Written task:
Copy out each line of the material below with no changes.

Listed records:
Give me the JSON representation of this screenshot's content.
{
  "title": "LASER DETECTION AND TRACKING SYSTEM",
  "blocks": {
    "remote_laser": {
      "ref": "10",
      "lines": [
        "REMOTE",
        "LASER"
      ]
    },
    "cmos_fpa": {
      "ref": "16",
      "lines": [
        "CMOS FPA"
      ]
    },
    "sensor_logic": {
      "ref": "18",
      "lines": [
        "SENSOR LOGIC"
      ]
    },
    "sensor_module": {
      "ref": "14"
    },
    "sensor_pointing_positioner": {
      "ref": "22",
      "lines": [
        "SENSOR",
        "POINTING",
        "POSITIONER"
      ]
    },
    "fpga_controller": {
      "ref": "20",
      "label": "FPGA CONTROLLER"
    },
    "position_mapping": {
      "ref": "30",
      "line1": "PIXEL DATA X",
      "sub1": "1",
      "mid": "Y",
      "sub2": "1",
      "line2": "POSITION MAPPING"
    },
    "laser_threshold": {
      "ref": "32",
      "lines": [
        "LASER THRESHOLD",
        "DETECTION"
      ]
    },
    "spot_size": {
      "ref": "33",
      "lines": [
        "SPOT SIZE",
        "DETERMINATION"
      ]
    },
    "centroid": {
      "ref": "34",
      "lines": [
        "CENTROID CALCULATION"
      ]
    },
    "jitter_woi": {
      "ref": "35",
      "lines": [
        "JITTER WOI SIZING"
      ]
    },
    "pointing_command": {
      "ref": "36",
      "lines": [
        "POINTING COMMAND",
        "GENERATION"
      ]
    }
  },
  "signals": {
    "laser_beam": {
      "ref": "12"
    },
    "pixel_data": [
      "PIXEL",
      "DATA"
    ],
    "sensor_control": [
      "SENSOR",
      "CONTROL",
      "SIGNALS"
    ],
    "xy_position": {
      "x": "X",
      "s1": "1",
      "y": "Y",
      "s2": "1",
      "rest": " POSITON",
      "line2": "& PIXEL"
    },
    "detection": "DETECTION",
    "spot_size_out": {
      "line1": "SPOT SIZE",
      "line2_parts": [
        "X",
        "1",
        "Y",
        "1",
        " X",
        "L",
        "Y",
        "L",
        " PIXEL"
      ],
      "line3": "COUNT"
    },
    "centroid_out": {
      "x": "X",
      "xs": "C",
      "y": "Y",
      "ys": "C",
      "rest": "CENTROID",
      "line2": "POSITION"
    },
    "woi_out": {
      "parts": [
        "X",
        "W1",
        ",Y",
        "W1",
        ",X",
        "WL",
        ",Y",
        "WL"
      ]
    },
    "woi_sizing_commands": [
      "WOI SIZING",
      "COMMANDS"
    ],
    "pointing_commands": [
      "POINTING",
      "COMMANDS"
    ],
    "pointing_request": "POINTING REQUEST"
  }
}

Written answer:
Give me the JSON representation of this screenshot's content.
{
  "title": "LASER DETECTION AND TRACKING SYSTEM",
  "blocks": {
    "remote_laser": {
      "ref": "10",
      "lines": [
        "REMOTE",
        "LASER"
      ]
    },
    "cmos_fpa": {
      "ref": "16",
      "lines": [
        "CMOS FPA"
      ]
    },
    "sensor_logic": {
      "ref": "18",
      "lines": [
        "SENSOR LOGIC"
      ]
    },
    "sensor_module": {
      "ref": "14"
    },
    "sensor_pointing_positioner": {
      "ref": "22",
      "lines": [
        "SENSOR",
        "POINTING",
        "POSITIONER"
      ]
    },
    "fpga_controller": {
      "ref": "20",
      "label": "FPGA CONTROLLER"
    },
    "position_mapping": {
      "ref": "30",
      "line1": "PIXEL DATA X",
      "sub1": "1",
      "mid": "Y",
      "sub2": "1",
      "line2": "POSITION MAPPING"
    },
    "laser_threshold": {
      "ref": "32",
      "lines": [
        "LASER THRESHOLD",
        "DETECTION"
      ]
    },
    "spot_size": {
      "ref": "33",
      "lines": [
        "SPOT SIZE",
        "DETERMINATION"
      ]
    },
    "centroid": {
      "ref": "34",
      "lines": [
        "CENTROID CALCULATION"
      ]
    },
    "jitter_woi": {
      "ref": "35",
      "lines": [
        "JITTER WOI SIZING"
      ]
    },
    "pointing_command": {
      "ref": "36",
      "lines": [
        "POINTING COMMAND",
        "GENERATION"
      ]
    }
  },
  "signals": {
    "laser_beam": {
      "ref": "12"
    },
    "pixel_data": [
      "PIXEL",
      "DATA"
    ],
    "sensor_control": [
      "SENSOR",
      "CONTROL",
      "SIGNALS"
    ],
    "xy_position": {
      "x": "X",
      "s1": "1",
      "y": "Y",
      "s2": "1",
      "rest": " POSITON",
      "line2": "& PIXEL"
    },
    "detection": "DETECTION",
    "spot_size_out": {
      "line1": "SPOT SIZE",
      "line2_parts": [
        "X",
        "1",
        "Y",
        "1",
        " X",
        "L",
        "Y",
        "L",
        " PIXEL"
      ],
      "line3": "COUNT"
    },
    "centroid_out": {
      "x": "X",
      "xs": "C",
      "y": "Y",
      "ys": "C",
      "rest": "CENTROID",
      "line2": "POSITION"
    },
    "woi_out": {
      "parts": [
        "X",
        "W1",
        ",Y",
        "W1",
        ",X",
        "WL",
        ",Y",
        "WL"
      ]
    },
    "woi_sizing_commands": [
      "WOI SIZING",
      "COMMANDS"
    ],
    "pointing_commands": [
      "POINTING",
      "COMMANDS"
    ],
    "pointing_request": "POINTING REQUEST"
  }
}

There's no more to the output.